§ WHAT YOU WILL DO
All lines featuring the string "JSON" are to be listed.

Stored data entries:
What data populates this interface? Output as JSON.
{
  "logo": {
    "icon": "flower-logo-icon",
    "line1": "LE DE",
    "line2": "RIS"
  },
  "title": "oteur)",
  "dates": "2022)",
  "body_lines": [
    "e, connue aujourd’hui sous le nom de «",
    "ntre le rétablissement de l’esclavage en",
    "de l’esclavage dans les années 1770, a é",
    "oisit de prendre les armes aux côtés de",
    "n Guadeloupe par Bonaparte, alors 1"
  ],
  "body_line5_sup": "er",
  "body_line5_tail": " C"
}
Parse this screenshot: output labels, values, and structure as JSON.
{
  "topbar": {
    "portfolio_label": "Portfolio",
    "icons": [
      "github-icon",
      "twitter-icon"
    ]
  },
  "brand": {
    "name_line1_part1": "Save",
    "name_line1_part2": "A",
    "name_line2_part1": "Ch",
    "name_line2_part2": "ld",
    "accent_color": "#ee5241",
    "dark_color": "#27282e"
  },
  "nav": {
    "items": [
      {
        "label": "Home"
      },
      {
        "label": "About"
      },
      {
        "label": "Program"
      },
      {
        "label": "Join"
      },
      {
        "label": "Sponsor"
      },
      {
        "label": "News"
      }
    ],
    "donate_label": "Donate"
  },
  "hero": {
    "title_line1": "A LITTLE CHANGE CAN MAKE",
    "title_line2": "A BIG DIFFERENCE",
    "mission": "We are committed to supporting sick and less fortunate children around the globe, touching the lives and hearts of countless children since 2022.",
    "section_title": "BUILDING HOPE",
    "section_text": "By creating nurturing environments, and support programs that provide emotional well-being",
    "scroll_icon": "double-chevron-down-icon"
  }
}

§ WORKED ANSWER
What data populates this interface? Output as JSON.
Parse this screenshot: output labels, values, and structure as JSON.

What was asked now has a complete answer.